▼
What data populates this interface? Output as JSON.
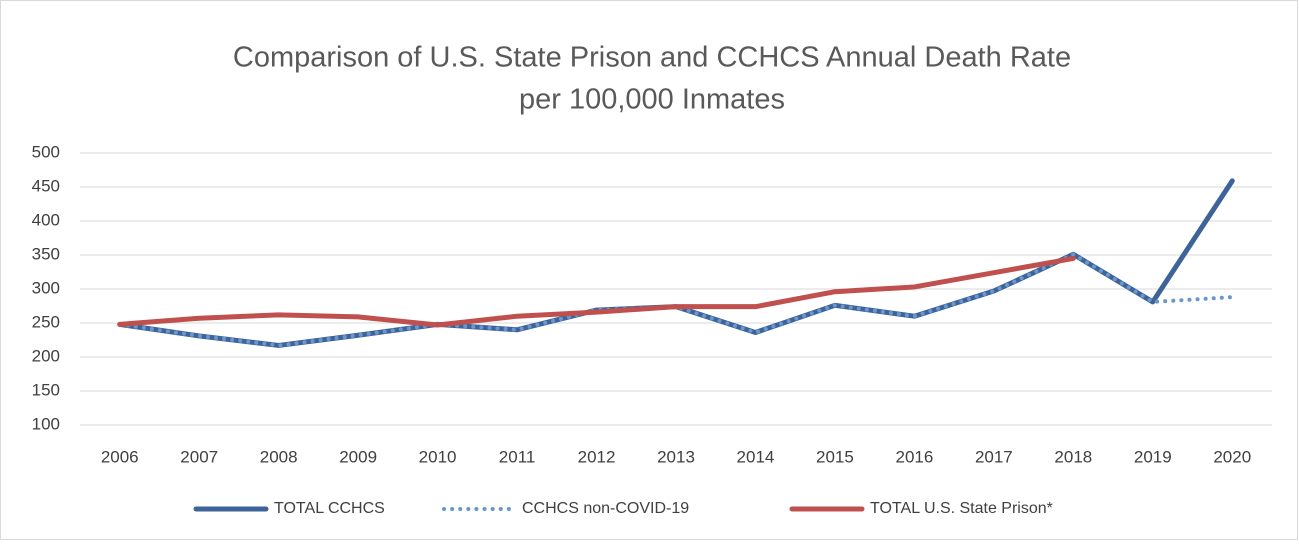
{
  "chart_data": {
    "type": "line",
    "title": [
      "Comparison of U.S. State Prison and CCHCS Annual Death Rate",
      "per 100,000 Inmates"
    ],
    "categories": [
      "2006",
      "2007",
      "2008",
      "2009",
      "2010",
      "2011",
      "2012",
      "2013",
      "2014",
      "2015",
      "2016",
      "2017",
      "2018",
      "2019",
      "2020"
    ],
    "series": [
      {
        "name": "TOTAL CCHCS",
        "color": "#3d6399",
        "dash": "solid",
        "values": [
          248,
          231,
          217,
          232,
          248,
          240,
          269,
          274,
          236,
          276,
          260,
          297,
          351,
          281,
          459
        ]
      },
      {
        "name": "CCHCS non-COVID-19",
        "color": "#6b97cf",
        "dash": "dotted",
        "values": [
          248,
          231,
          217,
          232,
          248,
          240,
          269,
          274,
          236,
          276,
          260,
          297,
          351,
          281,
          288
        ]
      },
      {
        "name": "TOTAL U.S. State Prison*",
        "color": "#c0504d",
        "dash": "solid",
        "values": [
          248,
          257,
          262,
          259,
          247,
          260,
          266,
          274,
          274,
          296,
          303,
          324,
          345,
          null,
          null
        ]
      }
    ],
    "ylim": [
      100,
      500
    ],
    "yticks": [
      100,
      150,
      200,
      250,
      300,
      350,
      400,
      450,
      500
    ],
    "grid": true,
    "legend": "bottom"
  }
}
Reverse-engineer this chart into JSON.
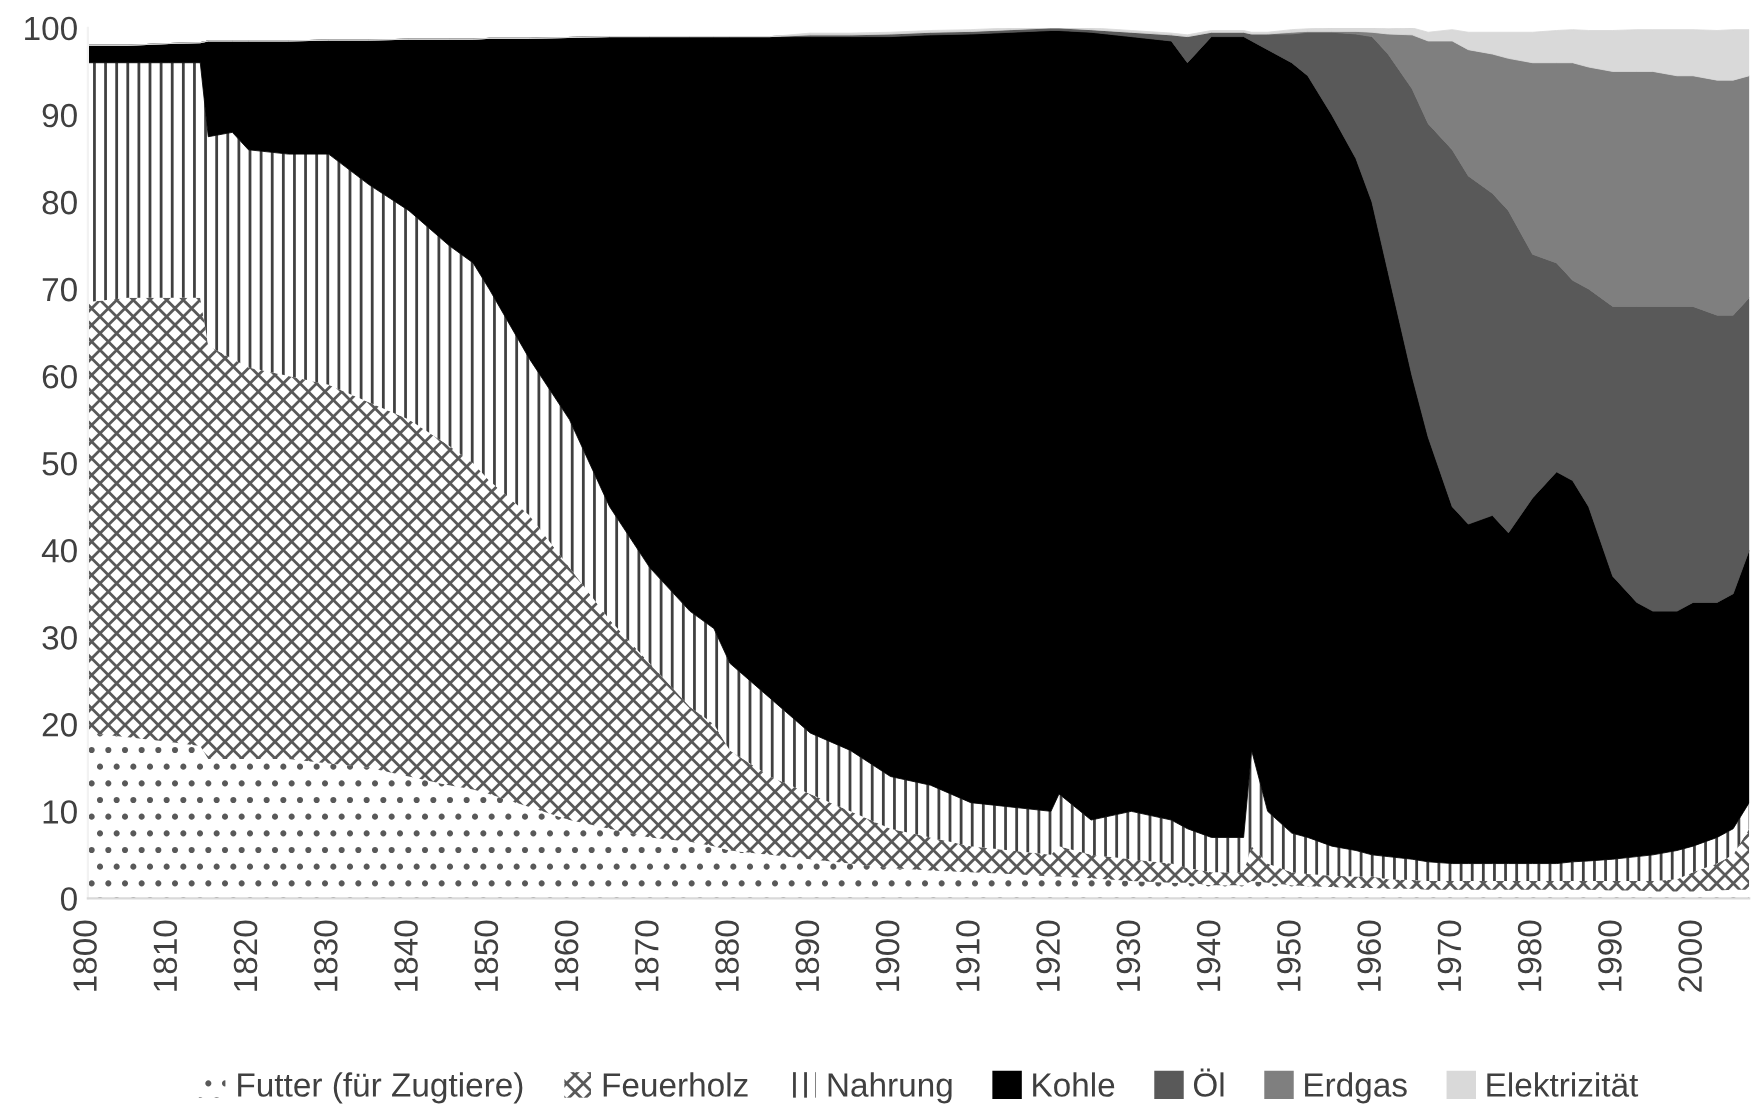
{
  "chart_data": {
    "type": "area",
    "stacked": true,
    "x": [
      1800,
      1805,
      1810,
      1814,
      1815,
      1818,
      1820,
      1825,
      1830,
      1835,
      1840,
      1845,
      1848,
      1850,
      1855,
      1860,
      1865,
      1870,
      1875,
      1878,
      1880,
      1885,
      1890,
      1895,
      1900,
      1905,
      1910,
      1915,
      1920,
      1921,
      1925,
      1930,
      1935,
      1937,
      1940,
      1944,
      1945,
      1947,
      1950,
      1952,
      1955,
      1958,
      1960,
      1962,
      1965,
      1967,
      1970,
      1972,
      1975,
      1977,
      1980,
      1983,
      1985,
      1987,
      1990,
      1993,
      1995,
      1998,
      2000,
      2003,
      2005,
      2007
    ],
    "series": [
      {
        "name": "Futter (für Zugtiere)",
        "color": "#595959",
        "values": [
          19,
          18.5,
          18,
          17.5,
          16,
          16,
          16,
          16,
          15.5,
          15,
          14,
          13,
          12.5,
          12,
          10.5,
          9,
          8,
          7,
          6.5,
          6,
          5.5,
          5,
          4.5,
          4,
          3.5,
          3.2,
          3,
          2.8,
          2.5,
          2.5,
          2.3,
          2,
          1.8,
          1.8,
          1.5,
          1.5,
          2,
          1.8,
          1.5,
          1.4,
          1.3,
          1.2,
          1.2,
          1.1,
          1.1,
          1,
          1,
          1,
          1,
          1,
          1,
          1,
          1,
          1,
          0.9,
          0.9,
          0.8,
          0.8,
          0.8,
          0.9,
          1,
          1
        ]
      },
      {
        "name": "Feuerholz",
        "color": "#595959",
        "values": [
          49.5,
          50.5,
          51,
          51.5,
          47.5,
          46,
          45,
          44,
          43.5,
          42,
          41,
          39,
          37.5,
          36,
          33.5,
          29,
          24,
          20,
          15.5,
          14,
          11.5,
          9,
          7.5,
          6,
          4.5,
          3.8,
          3,
          2.7,
          2.5,
          3.5,
          2.7,
          2.5,
          2.2,
          1.7,
          1.5,
          1.5,
          4,
          2.2,
          1.5,
          1.4,
          1.3,
          1.3,
          1.3,
          1.1,
          1,
          1,
          1,
          1,
          1,
          1,
          1,
          1,
          1,
          1,
          1.1,
          1.1,
          1.2,
          1.4,
          2.2,
          3.1,
          4,
          7
        ]
      },
      {
        "name": "Nahrung",
        "color": "#404040",
        "values": [
          27.5,
          27,
          27,
          27,
          24,
          26,
          25,
          25.5,
          26.5,
          25,
          24,
          23,
          23,
          22,
          18,
          17,
          13,
          11,
          11,
          11,
          10,
          9,
          7,
          7,
          6,
          6,
          5,
          5,
          5,
          6,
          4,
          5.5,
          5,
          4.5,
          4,
          4,
          11,
          6,
          4.5,
          4.2,
          3.4,
          3,
          2.5,
          2.6,
          2.4,
          2.2,
          2,
          2,
          2,
          2,
          2,
          2,
          2.2,
          2.3,
          2.5,
          2.8,
          3,
          3.3,
          3,
          3,
          3,
          3
        ]
      },
      {
        "name": "Kohle",
        "color": "#000000",
        "values": [
          2,
          2,
          2.2,
          2.3,
          11,
          10.5,
          12.5,
          13,
          13.1,
          16.6,
          19.7,
          23.7,
          25.7,
          28.8,
          36.8,
          43.9,
          54,
          61,
          66,
          68,
          72,
          76,
          80,
          82,
          85,
          86.2,
          88.3,
          89,
          89.7,
          87.7,
          90.5,
          89,
          89.5,
          88,
          92,
          92,
          81.5,
          87.5,
          88.5,
          87.5,
          84,
          79.5,
          75,
          67.2,
          55.5,
          48.8,
          41,
          39,
          40,
          38,
          42,
          45,
          43.8,
          40.7,
          32.5,
          29.2,
          28,
          27.5,
          28,
          27,
          27,
          29
        ]
      },
      {
        "name": "Öl",
        "color": "#595959",
        "values": [
          0,
          0,
          0,
          0,
          0,
          0,
          0,
          0,
          0,
          0,
          0,
          0,
          0,
          0,
          0,
          0,
          0,
          0,
          0,
          0,
          0,
          0,
          0.2,
          0.2,
          0.3,
          0.3,
          0.3,
          0.3,
          0.3,
          0.3,
          0.3,
          0.5,
          0.7,
          3,
          0.5,
          0.5,
          0.8,
          1.8,
          3.3,
          5,
          9.5,
          14.3,
          19,
          25,
          33,
          36,
          41,
          40,
          37,
          37,
          28,
          24,
          23,
          25,
          31,
          34,
          35,
          35,
          34,
          33,
          32,
          29
        ]
      },
      {
        "name": "Erdgas",
        "color": "#7f7f7f",
        "values": [
          0,
          0,
          0,
          0,
          0,
          0,
          0,
          0,
          0,
          0,
          0,
          0,
          0,
          0,
          0,
          0,
          0,
          0,
          0,
          0,
          0,
          0,
          0,
          0,
          0,
          0,
          0,
          0,
          0,
          0,
          0,
          0,
          0,
          0,
          0,
          0,
          0,
          0,
          0.2,
          0.1,
          0.1,
          0.3,
          0.5,
          2.3,
          6.2,
          9.5,
          12.5,
          14.5,
          16,
          17.5,
          22,
          23,
          25,
          25.5,
          27,
          27,
          27,
          26.5,
          26.5,
          27,
          27,
          25.5
        ]
      },
      {
        "name": "Elektrizität",
        "color": "#d9d9d9",
        "values": [
          0,
          0,
          0,
          0,
          0,
          0,
          0,
          0,
          0,
          0,
          0,
          0,
          0,
          0,
          0,
          0,
          0,
          0,
          0,
          0,
          0,
          0,
          0.2,
          0.2,
          0.2,
          0.2,
          0.2,
          0.2,
          0.2,
          0.2,
          0.2,
          0.2,
          0.2,
          0.2,
          0.2,
          0.2,
          0.2,
          0.2,
          0.3,
          0.3,
          0.4,
          0.4,
          0.5,
          0.6,
          0.8,
          1,
          1.3,
          2,
          2.5,
          3,
          3.5,
          3.7,
          3.8,
          4.2,
          4.7,
          4.8,
          4.8,
          5.3,
          5.3,
          5.7,
          5.8,
          5.3
        ]
      }
    ],
    "xlim": [
      1800,
      2007
    ],
    "xticks": [
      1800,
      1810,
      1820,
      1830,
      1840,
      1850,
      1860,
      1870,
      1880,
      1890,
      1900,
      1910,
      1920,
      1930,
      1940,
      1950,
      1960,
      1970,
      1980,
      1990,
      2000
    ],
    "ylim": [
      0,
      100
    ],
    "yticks": [
      0,
      10,
      20,
      30,
      40,
      50,
      60,
      70,
      80,
      90,
      100
    ],
    "grid": false,
    "legend": "bottom"
  }
}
▲
**Set problem**
Copy each line from the records above that includes the string "TOTAL".

**Written answer**
        "name": "TOTAL CCHCS",
        "name": "TOTAL U.S. State Prison*",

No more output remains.